• _Task instructions_:
Swap "y-tick-label" for "y-axis-tick" wherever it appears in the records, starting at the first line and ending at the line that contains "group-label: + Dox: [639, 713, 681, 730]". Reproduce those lines with everything else unchanged.

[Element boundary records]
• • • • •

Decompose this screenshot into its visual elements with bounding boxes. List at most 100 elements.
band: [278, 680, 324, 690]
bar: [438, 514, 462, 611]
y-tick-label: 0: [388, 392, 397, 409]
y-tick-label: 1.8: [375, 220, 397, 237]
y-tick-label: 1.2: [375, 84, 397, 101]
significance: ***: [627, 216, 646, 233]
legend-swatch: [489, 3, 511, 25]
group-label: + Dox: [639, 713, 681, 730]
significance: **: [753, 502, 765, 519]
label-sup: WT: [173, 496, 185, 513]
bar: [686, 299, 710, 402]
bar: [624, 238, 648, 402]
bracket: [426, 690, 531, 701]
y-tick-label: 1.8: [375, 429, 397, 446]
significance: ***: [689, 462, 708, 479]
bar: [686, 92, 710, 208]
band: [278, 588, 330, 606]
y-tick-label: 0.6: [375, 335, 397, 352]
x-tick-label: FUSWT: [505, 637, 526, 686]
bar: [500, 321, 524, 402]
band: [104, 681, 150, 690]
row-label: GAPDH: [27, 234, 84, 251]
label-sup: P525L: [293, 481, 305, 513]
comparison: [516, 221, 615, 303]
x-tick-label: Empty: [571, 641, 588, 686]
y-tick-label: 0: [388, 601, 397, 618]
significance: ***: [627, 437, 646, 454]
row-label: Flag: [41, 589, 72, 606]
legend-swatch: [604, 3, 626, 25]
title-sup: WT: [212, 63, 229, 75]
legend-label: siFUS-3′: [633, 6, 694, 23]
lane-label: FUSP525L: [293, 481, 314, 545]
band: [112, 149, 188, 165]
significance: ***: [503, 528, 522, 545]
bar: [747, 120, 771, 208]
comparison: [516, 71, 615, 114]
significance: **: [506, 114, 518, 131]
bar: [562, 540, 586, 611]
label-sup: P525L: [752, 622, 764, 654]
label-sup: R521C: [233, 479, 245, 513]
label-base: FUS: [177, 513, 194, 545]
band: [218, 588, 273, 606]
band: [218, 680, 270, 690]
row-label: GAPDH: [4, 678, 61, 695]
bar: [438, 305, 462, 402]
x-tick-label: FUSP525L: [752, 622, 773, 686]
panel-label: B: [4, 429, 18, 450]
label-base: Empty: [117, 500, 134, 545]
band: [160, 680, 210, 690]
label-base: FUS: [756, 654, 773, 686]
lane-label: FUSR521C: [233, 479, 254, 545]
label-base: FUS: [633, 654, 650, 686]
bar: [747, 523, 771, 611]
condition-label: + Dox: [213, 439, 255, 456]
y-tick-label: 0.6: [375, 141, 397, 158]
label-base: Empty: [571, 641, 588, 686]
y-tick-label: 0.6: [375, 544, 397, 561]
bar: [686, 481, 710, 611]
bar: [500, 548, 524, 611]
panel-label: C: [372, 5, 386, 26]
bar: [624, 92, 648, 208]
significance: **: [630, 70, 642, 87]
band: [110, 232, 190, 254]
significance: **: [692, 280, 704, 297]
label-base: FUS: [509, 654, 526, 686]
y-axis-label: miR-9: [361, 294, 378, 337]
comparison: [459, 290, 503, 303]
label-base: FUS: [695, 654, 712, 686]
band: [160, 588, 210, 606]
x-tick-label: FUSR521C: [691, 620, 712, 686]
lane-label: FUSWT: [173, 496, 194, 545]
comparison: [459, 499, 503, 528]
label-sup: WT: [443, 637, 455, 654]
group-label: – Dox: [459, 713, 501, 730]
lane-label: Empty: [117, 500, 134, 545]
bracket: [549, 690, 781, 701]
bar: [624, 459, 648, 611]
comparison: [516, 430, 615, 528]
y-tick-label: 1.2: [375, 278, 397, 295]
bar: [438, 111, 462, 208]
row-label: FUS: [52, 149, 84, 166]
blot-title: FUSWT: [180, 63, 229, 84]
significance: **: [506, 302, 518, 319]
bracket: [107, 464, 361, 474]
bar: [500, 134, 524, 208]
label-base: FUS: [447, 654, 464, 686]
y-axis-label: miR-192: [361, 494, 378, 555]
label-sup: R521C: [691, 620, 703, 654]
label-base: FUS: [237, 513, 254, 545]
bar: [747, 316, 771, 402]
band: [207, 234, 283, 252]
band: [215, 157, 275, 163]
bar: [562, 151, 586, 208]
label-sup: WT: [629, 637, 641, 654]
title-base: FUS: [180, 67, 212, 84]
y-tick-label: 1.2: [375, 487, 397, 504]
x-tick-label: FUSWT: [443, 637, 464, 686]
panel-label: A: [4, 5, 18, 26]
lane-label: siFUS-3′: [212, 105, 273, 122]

• • • • •

• _Exercise answer_:
Decompose this screenshot into its visual elements with bounding boxes. List at most 100 elements.
band: [278, 680, 324, 690]
bar: [438, 514, 462, 611]
y-axis-tick: 0: [388, 392, 397, 409]
y-axis-tick: 1.8: [375, 220, 397, 237]
y-axis-tick: 1.2: [375, 84, 397, 101]
significance: ***: [627, 216, 646, 233]
legend-swatch: [489, 3, 511, 25]
group-label: + Dox: [639, 713, 681, 730]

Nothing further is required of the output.